- **STATED GOAL**: Reproduce the listing below line for line, with no changes.

── MATERIAL FOR THIS TASK ──

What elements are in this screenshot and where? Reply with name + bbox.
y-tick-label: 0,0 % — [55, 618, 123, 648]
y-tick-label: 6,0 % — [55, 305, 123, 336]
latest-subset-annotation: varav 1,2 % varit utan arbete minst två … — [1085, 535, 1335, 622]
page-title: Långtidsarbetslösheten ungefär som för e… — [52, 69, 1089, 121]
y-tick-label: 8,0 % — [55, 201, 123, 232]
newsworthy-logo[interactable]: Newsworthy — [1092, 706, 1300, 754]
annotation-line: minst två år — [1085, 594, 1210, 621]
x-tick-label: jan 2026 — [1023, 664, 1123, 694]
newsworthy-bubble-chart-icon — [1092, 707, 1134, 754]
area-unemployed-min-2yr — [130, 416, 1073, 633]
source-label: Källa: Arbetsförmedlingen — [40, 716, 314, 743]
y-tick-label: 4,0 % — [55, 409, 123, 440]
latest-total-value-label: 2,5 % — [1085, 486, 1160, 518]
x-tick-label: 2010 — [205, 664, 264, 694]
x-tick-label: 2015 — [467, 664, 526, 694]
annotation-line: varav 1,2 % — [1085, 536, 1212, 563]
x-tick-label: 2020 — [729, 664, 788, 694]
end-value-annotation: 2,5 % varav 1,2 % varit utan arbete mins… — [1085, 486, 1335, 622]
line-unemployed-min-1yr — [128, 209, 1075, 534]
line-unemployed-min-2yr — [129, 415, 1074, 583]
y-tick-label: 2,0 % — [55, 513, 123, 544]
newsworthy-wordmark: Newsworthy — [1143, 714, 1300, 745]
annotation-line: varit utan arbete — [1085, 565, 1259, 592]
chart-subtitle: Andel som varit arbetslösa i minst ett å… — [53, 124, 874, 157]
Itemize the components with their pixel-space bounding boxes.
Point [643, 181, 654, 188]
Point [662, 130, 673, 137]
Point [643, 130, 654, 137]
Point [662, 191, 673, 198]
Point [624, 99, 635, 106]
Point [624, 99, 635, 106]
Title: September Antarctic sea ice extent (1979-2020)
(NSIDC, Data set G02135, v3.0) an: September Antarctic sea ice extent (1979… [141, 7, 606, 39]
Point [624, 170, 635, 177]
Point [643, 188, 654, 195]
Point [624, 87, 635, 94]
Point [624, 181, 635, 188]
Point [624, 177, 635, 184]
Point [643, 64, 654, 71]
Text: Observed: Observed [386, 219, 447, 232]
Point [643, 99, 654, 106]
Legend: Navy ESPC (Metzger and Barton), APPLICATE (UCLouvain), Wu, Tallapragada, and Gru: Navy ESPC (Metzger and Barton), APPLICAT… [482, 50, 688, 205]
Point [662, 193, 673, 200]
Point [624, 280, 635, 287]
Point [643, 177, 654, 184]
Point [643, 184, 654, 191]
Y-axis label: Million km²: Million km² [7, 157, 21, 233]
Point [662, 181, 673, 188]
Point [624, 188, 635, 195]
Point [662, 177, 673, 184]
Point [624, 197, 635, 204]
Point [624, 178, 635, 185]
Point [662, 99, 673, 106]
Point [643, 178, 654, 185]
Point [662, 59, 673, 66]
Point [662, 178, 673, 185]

───

- **WORKED SOLUTION**:
What elements are in this screenshot and where? Reply with name + bbox.
y-tick-label: 0,0 % — [55, 618, 123, 648]
y-tick-label: 6,0 % — [55, 305, 123, 336]
latest-subset-annotation: varav 1,2 % varit utan arbete minst två … — [1085, 535, 1335, 622]
page-title: Långtidsarbetslösheten ungefär som för e… — [52, 69, 1089, 121]
y-tick-label: 8,0 % — [55, 201, 123, 232]
newsworthy-logo[interactable]: Newsworthy — [1092, 706, 1300, 754]
annotation-line: minst två år — [1085, 594, 1210, 621]
x-tick-label: jan 2026 — [1023, 664, 1123, 694]
newsworthy-bubble-chart-icon — [1092, 707, 1134, 754]
area-unemployed-min-2yr — [130, 416, 1073, 633]
source-label: Källa: Arbetsförmedlingen — [40, 716, 314, 743]
y-tick-label: 4,0 % — [55, 409, 123, 440]
latest-total-value-label: 2,5 % — [1085, 486, 1160, 518]
x-tick-label: 2010 — [205, 664, 264, 694]
x-tick-label: 2015 — [467, 664, 526, 694]
annotation-line: varav 1,2 % — [1085, 536, 1212, 563]
x-tick-label: 2020 — [729, 664, 788, 694]
end-value-annotation: 2,5 % varav 1,2 % varit utan arbete mins… — [1085, 486, 1335, 622]
line-unemployed-min-1yr — [128, 209, 1075, 534]
line-unemployed-min-2yr — [129, 415, 1074, 583]
y-tick-label: 2,0 % — [55, 513, 123, 544]
newsworthy-wordmark: Newsworthy — [1143, 714, 1300, 745]
annotation-line: varit utan arbete — [1085, 565, 1259, 592]
chart-subtitle: Andel som varit arbetslösa i minst ett å… — [53, 124, 874, 157]
Itemize the components with their pixel-space bounding boxes.
Point [643, 181, 654, 188]
Point [662, 130, 673, 137]
Point [643, 130, 654, 137]
Point [662, 191, 673, 198]
Point [624, 99, 635, 106]
Point [624, 99, 635, 106]
Title: September Antarctic sea ice extent (1979-2020)
(NSIDC, Data set G02135, v3.0) an: September Antarctic sea ice extent (1979… [141, 7, 606, 39]
Point [624, 170, 635, 177]
Point [643, 188, 654, 195]
Point [624, 87, 635, 94]
Point [624, 181, 635, 188]
Point [624, 177, 635, 184]
Point [643, 64, 654, 71]
Text: Observed: Observed [386, 219, 447, 232]
Point [643, 99, 654, 106]
Legend: Navy ESPC (Metzger and Barton), APPLICATE (UCLouvain), Wu, Tallapragada, and Gru: Navy ESPC (Metzger and Barton), APPLICAT… [482, 50, 688, 205]
Point [662, 193, 673, 200]
Point [624, 280, 635, 287]
Point [643, 177, 654, 184]
Point [643, 184, 654, 191]
Y-axis label: Million km²: Million km² [7, 157, 21, 233]
Point [662, 181, 673, 188]
Point [624, 188, 635, 195]
Point [662, 177, 673, 184]
Point [624, 197, 635, 204]
Point [624, 178, 635, 185]
Point [662, 99, 673, 106]
Point [643, 178, 654, 185]
Point [662, 59, 673, 66]
Point [662, 178, 673, 185]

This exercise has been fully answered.